- _DATA SUPPLIED_
******
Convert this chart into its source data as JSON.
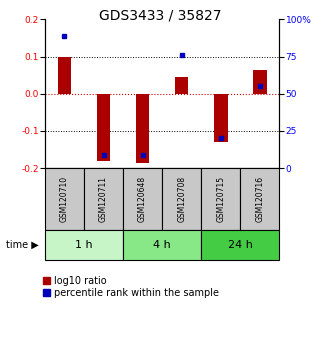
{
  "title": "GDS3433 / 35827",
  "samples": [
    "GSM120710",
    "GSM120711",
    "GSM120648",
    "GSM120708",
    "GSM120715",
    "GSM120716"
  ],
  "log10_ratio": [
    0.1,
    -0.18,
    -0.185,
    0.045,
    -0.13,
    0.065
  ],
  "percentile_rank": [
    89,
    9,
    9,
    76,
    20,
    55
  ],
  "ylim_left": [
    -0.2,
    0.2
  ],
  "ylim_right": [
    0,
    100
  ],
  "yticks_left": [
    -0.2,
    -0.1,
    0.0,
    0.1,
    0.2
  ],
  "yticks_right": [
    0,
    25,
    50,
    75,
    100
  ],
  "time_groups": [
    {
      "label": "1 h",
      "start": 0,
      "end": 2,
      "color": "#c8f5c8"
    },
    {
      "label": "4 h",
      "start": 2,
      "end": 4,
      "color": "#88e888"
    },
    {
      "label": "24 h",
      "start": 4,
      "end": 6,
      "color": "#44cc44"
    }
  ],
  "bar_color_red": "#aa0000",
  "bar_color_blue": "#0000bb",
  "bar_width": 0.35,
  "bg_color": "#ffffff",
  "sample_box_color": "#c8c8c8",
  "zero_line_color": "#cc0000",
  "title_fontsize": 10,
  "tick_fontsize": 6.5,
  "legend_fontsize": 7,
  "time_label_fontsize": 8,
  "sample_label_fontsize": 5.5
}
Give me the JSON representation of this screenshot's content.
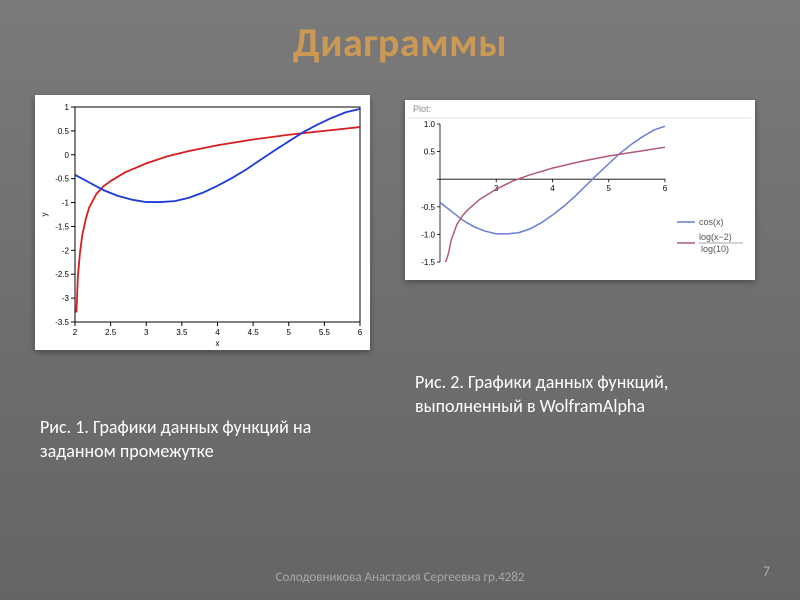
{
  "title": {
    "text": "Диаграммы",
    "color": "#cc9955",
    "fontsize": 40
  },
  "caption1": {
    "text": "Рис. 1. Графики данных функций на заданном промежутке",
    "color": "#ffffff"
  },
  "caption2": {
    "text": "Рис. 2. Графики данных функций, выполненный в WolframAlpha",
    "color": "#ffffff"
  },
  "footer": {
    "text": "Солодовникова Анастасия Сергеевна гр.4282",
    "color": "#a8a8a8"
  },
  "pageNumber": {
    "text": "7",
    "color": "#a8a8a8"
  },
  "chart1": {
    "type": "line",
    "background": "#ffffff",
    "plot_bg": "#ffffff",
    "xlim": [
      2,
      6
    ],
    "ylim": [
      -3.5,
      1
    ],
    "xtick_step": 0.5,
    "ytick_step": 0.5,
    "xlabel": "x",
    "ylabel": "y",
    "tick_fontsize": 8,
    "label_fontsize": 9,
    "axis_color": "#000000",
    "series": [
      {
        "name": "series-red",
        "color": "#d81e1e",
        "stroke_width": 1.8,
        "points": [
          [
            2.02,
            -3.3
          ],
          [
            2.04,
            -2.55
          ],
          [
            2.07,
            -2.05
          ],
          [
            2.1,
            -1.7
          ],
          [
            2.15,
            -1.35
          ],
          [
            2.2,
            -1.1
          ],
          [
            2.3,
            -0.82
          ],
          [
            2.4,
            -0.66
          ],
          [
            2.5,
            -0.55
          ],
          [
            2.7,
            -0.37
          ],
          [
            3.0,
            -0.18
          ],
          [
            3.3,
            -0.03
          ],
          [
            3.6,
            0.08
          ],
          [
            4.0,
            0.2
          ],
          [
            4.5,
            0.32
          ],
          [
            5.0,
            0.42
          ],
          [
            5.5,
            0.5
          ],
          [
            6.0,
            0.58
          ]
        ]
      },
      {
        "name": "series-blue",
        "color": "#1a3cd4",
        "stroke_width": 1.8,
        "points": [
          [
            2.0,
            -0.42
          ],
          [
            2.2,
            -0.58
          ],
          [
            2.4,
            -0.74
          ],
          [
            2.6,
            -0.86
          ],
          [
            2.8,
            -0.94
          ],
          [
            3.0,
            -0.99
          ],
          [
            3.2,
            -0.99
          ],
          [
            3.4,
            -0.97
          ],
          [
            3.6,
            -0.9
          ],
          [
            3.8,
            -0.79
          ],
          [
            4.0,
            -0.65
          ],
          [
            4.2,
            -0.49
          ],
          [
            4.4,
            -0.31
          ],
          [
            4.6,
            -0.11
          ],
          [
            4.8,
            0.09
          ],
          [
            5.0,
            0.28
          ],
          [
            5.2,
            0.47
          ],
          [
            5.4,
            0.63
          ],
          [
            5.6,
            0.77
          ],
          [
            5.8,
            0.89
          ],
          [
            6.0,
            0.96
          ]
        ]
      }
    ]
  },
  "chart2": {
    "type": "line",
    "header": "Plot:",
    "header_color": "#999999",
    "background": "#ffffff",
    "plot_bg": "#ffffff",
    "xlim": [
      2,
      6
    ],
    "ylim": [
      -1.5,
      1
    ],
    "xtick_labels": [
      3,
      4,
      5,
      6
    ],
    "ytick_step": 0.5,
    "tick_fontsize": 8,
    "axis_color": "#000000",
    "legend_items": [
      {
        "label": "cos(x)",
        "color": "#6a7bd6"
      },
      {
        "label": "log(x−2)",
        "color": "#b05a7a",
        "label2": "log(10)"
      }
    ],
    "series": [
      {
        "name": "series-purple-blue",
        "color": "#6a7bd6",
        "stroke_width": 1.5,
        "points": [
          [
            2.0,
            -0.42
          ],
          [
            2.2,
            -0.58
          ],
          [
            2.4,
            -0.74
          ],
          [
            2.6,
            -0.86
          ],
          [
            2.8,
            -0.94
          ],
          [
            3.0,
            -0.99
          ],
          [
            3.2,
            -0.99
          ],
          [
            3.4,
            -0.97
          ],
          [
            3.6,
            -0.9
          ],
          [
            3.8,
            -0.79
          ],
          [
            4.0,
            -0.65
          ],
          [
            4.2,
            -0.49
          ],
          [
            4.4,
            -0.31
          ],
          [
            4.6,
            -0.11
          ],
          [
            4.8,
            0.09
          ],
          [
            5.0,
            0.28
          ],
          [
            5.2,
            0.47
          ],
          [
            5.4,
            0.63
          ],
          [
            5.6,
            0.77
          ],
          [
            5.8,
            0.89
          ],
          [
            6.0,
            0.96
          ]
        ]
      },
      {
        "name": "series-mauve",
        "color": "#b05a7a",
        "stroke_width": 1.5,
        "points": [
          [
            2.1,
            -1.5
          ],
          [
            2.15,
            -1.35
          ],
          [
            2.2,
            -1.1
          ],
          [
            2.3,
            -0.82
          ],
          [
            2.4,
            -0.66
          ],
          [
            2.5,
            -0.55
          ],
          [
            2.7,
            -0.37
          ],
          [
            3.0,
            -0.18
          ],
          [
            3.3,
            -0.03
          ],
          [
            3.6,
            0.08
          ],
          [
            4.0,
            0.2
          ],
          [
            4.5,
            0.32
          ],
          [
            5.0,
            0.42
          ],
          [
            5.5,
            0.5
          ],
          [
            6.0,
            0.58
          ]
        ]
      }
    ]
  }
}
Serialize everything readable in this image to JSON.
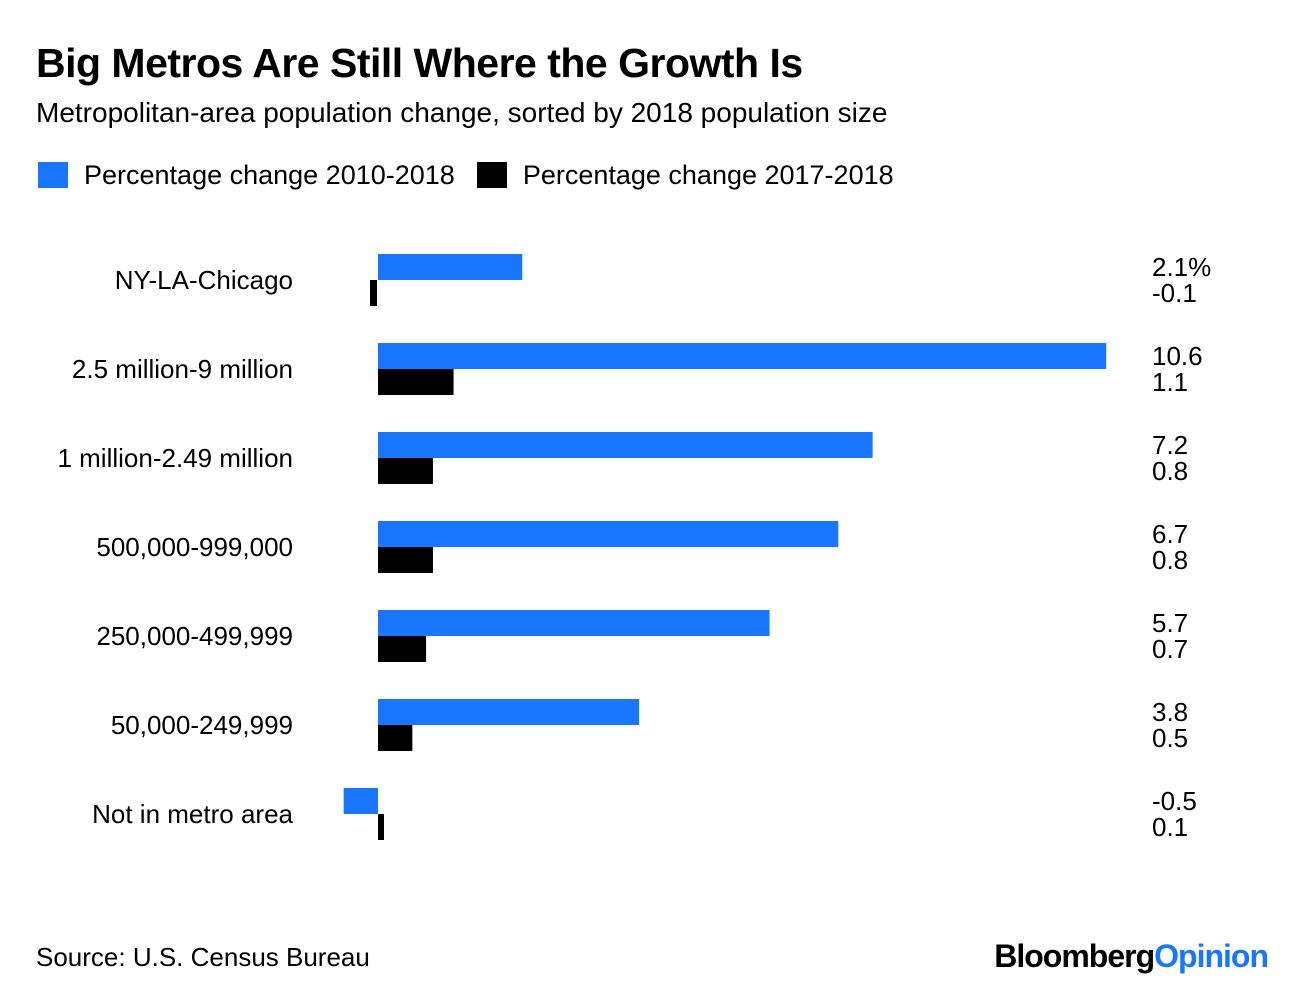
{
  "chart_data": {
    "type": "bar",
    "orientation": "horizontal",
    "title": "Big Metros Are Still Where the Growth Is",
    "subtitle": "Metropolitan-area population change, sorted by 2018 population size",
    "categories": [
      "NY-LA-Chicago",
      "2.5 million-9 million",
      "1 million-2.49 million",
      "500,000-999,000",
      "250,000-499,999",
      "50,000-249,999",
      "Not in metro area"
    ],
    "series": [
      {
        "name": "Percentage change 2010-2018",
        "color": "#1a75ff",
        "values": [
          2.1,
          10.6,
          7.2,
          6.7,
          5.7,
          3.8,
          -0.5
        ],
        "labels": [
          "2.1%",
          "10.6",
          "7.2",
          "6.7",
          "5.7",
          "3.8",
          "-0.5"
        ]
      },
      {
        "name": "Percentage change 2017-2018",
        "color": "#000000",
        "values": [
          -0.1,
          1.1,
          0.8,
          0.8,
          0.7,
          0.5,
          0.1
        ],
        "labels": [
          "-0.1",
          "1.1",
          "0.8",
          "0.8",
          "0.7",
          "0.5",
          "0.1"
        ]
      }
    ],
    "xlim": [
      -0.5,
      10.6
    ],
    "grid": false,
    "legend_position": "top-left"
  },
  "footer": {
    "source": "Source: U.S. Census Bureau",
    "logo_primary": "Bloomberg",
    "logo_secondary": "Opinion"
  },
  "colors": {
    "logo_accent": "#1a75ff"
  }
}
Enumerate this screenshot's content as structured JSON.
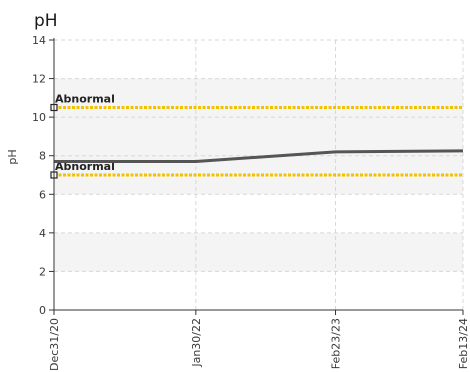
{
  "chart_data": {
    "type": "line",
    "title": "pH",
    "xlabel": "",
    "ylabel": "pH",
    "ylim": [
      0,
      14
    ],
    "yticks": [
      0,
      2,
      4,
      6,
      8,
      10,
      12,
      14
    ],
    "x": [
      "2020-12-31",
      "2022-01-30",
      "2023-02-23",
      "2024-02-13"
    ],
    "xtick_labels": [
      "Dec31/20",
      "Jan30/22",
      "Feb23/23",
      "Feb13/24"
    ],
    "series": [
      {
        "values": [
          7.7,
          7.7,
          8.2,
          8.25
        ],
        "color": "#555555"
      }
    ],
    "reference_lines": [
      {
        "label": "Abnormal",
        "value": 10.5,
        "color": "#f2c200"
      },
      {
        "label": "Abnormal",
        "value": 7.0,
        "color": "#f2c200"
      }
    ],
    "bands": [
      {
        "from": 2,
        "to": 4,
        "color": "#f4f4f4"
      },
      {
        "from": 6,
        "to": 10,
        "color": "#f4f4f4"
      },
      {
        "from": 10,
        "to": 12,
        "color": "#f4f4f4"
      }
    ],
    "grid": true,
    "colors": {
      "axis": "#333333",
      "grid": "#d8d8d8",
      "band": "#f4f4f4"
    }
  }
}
******
- _GIVEN TASK_
Go over the records above and tally each line that includes "this". Give the total by itself.

- _WRITTEN SOLUTION_
4